The problem >> Look through the material below and give the number of lines holding "name", with no other words.

>> BEGIN Supplied data

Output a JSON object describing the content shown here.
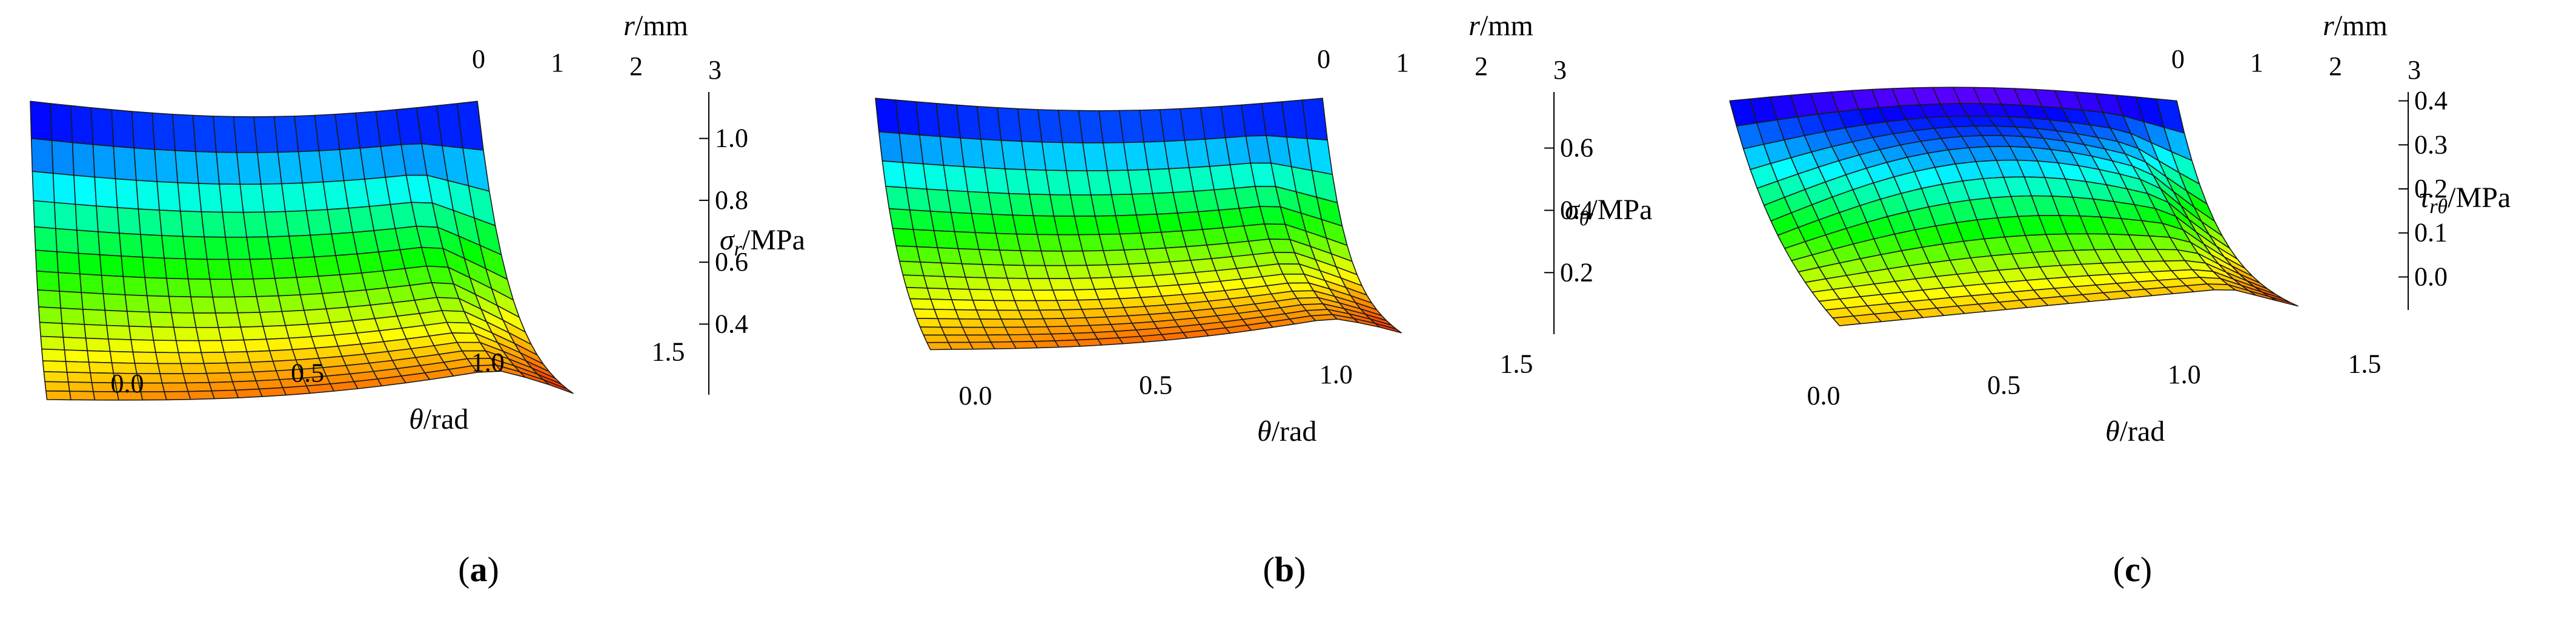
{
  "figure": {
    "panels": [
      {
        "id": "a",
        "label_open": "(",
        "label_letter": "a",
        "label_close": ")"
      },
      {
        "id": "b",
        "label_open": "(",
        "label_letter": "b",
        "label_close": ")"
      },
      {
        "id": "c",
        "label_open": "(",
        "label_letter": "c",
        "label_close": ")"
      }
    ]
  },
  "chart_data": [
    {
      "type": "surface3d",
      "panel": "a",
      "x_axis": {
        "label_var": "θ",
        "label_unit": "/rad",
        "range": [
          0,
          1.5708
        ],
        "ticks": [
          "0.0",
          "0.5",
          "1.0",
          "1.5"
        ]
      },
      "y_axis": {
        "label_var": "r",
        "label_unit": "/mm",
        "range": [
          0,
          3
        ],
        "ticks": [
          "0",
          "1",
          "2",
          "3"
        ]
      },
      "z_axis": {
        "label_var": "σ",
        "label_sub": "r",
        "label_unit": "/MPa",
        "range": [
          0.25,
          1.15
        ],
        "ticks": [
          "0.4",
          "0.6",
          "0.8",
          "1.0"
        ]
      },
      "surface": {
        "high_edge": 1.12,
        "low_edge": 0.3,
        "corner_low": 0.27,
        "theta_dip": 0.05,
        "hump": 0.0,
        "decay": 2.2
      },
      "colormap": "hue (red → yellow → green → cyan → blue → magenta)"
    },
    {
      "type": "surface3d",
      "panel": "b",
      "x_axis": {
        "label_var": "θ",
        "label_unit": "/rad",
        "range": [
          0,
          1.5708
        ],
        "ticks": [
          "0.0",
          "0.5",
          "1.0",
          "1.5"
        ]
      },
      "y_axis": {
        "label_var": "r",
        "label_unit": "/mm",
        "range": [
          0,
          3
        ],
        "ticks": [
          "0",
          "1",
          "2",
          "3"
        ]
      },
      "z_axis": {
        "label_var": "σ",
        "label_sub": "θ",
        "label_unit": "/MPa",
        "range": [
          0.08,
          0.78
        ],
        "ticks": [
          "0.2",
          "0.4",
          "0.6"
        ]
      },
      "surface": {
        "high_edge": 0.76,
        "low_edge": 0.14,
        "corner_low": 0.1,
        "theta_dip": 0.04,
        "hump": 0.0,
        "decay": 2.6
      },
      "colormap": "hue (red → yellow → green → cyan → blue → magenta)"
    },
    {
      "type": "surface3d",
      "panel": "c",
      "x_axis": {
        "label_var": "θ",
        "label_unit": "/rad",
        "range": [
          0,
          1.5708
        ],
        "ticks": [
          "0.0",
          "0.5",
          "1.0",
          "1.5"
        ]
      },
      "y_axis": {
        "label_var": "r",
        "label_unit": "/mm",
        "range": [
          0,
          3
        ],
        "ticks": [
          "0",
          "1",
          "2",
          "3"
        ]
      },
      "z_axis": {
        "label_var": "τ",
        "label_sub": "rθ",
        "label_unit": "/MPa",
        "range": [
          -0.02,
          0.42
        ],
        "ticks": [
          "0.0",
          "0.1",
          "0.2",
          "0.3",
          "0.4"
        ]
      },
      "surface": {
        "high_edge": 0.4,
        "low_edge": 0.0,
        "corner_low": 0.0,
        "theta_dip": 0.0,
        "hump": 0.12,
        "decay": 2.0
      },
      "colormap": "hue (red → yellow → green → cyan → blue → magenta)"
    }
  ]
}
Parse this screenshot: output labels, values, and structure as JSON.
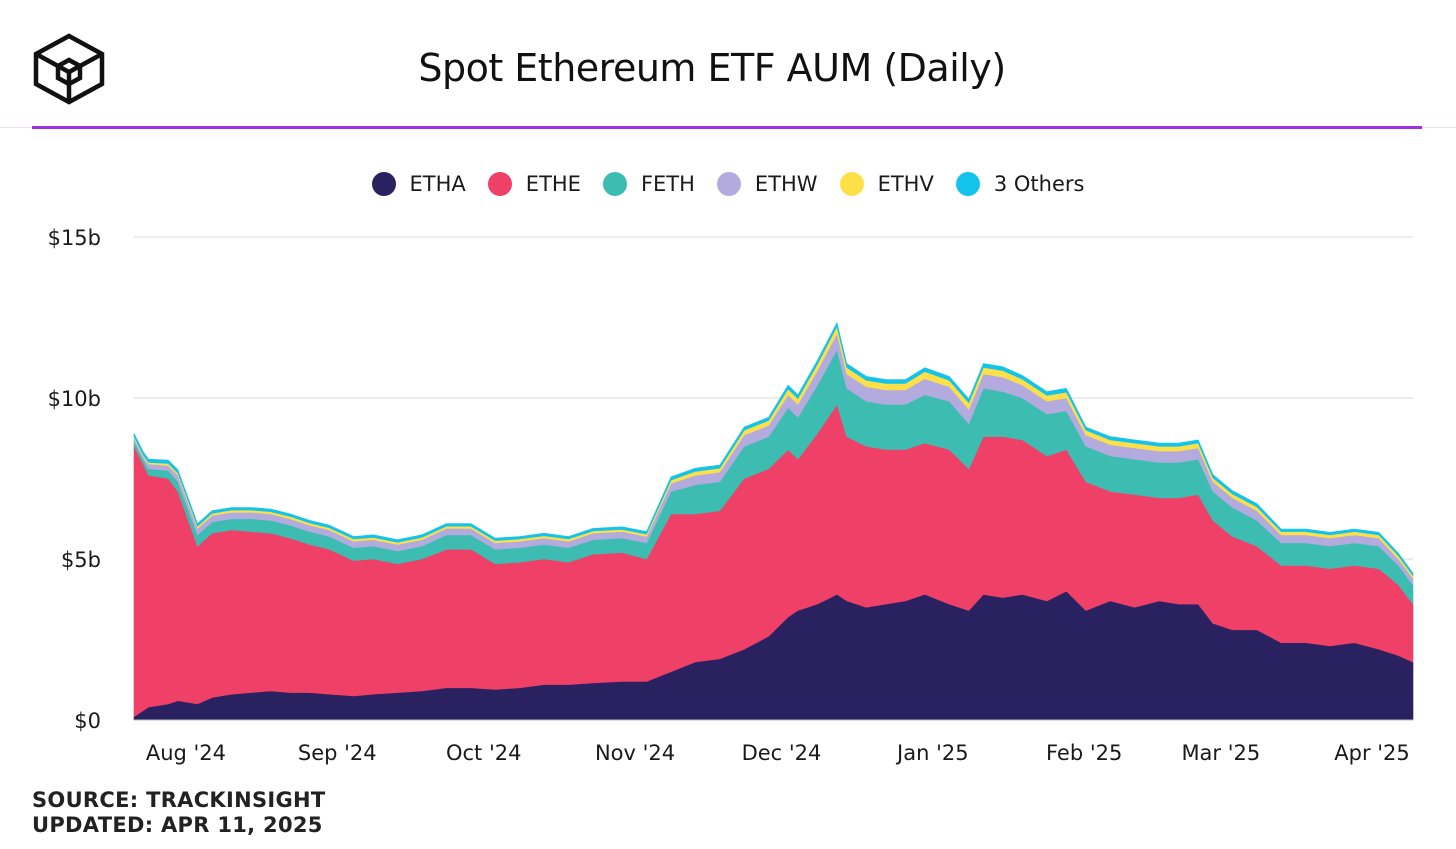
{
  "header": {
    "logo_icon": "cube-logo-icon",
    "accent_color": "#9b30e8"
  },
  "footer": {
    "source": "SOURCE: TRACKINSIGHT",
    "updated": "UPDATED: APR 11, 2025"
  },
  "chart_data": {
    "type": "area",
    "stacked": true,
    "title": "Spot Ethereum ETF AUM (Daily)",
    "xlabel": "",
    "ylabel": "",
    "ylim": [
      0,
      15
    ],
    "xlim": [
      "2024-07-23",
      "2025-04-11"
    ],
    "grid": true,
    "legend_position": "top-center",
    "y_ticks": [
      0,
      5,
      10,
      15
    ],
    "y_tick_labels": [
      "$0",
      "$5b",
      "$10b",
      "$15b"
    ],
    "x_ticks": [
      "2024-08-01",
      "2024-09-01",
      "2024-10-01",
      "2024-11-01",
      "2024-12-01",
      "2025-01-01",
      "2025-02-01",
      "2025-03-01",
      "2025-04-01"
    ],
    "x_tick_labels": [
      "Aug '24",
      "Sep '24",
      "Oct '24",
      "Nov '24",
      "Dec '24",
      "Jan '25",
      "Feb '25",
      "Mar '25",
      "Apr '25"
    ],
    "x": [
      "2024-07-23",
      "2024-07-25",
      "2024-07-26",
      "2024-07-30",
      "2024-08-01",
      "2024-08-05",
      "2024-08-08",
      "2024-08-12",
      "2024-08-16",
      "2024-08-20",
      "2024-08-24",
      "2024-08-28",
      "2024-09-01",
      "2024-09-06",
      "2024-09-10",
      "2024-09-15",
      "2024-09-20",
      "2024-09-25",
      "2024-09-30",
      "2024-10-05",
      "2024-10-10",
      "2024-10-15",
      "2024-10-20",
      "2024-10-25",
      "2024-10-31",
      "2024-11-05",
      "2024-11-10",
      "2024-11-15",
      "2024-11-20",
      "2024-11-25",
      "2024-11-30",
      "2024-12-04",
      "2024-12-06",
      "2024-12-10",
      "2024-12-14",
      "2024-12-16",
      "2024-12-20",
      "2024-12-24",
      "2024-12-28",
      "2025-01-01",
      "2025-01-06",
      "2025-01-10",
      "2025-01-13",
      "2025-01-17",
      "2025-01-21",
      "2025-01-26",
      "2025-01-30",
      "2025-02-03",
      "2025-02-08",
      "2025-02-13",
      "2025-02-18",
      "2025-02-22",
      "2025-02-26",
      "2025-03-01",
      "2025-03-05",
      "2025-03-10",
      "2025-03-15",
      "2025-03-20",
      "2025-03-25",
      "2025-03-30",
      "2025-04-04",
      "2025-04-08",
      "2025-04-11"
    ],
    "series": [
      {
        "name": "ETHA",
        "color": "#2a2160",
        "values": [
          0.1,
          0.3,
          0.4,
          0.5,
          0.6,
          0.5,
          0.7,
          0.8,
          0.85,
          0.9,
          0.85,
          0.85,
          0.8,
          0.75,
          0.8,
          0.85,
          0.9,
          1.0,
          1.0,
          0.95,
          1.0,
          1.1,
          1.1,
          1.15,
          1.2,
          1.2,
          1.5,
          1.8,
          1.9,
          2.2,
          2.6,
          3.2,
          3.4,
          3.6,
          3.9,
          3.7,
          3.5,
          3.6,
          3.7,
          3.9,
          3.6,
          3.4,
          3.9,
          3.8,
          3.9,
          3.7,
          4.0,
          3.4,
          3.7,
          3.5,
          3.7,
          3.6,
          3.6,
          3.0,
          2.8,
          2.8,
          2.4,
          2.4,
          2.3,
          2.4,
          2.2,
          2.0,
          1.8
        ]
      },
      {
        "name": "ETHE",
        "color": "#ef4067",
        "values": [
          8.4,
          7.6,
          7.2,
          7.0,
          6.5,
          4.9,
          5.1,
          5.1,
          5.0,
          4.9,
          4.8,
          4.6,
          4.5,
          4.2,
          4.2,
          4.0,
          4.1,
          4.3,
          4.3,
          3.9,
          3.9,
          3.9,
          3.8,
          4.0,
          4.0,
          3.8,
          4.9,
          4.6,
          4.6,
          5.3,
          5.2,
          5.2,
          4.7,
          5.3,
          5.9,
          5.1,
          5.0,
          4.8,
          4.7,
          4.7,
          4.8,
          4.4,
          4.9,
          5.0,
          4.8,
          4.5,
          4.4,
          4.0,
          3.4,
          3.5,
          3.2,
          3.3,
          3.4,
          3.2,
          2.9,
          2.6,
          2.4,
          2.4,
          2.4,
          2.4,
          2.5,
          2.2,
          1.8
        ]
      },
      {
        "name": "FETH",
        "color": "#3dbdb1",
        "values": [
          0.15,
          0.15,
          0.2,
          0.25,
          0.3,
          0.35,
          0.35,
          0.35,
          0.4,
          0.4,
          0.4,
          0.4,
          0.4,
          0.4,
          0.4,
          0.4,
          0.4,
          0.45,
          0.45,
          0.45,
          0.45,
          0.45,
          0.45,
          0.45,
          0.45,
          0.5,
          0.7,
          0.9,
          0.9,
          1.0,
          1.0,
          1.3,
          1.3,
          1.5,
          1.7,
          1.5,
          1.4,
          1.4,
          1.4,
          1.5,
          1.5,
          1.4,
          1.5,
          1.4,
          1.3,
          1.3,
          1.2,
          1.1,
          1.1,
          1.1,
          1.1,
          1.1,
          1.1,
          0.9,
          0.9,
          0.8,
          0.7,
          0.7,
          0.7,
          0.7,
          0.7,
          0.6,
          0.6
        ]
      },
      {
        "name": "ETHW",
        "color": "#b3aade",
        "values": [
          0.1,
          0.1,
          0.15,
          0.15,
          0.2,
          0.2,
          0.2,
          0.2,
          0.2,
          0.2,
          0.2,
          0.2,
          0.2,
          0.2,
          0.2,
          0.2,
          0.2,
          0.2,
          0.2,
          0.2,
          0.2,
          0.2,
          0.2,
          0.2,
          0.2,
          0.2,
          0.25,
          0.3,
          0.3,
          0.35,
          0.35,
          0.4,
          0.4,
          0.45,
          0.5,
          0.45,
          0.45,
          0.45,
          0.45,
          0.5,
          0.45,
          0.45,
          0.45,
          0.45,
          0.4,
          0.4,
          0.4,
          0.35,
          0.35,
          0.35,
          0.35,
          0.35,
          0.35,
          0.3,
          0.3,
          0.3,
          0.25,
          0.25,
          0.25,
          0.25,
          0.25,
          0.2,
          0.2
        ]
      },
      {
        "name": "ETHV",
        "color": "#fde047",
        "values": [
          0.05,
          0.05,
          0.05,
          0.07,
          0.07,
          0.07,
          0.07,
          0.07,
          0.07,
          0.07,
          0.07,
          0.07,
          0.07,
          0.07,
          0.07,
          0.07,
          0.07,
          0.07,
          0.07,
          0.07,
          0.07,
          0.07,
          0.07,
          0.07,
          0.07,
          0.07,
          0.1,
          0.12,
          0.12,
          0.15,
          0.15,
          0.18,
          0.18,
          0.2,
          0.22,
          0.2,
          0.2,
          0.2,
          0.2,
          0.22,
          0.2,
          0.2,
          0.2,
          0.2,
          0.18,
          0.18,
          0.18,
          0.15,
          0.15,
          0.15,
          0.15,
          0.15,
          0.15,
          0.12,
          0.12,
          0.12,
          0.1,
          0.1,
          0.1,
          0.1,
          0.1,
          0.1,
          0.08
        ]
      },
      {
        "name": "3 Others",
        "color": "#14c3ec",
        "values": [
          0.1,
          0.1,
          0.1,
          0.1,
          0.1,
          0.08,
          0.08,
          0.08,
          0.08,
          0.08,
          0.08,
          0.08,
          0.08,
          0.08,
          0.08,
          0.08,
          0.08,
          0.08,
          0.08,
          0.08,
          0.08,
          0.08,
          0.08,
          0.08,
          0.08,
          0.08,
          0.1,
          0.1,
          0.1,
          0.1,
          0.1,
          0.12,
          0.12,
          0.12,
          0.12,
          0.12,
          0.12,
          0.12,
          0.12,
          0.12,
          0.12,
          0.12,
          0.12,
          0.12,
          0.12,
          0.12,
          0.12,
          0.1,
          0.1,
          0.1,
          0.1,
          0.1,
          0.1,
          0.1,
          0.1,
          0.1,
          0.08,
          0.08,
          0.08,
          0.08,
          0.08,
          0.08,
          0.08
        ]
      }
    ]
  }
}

>> END Supplied data

Problem solution >> 6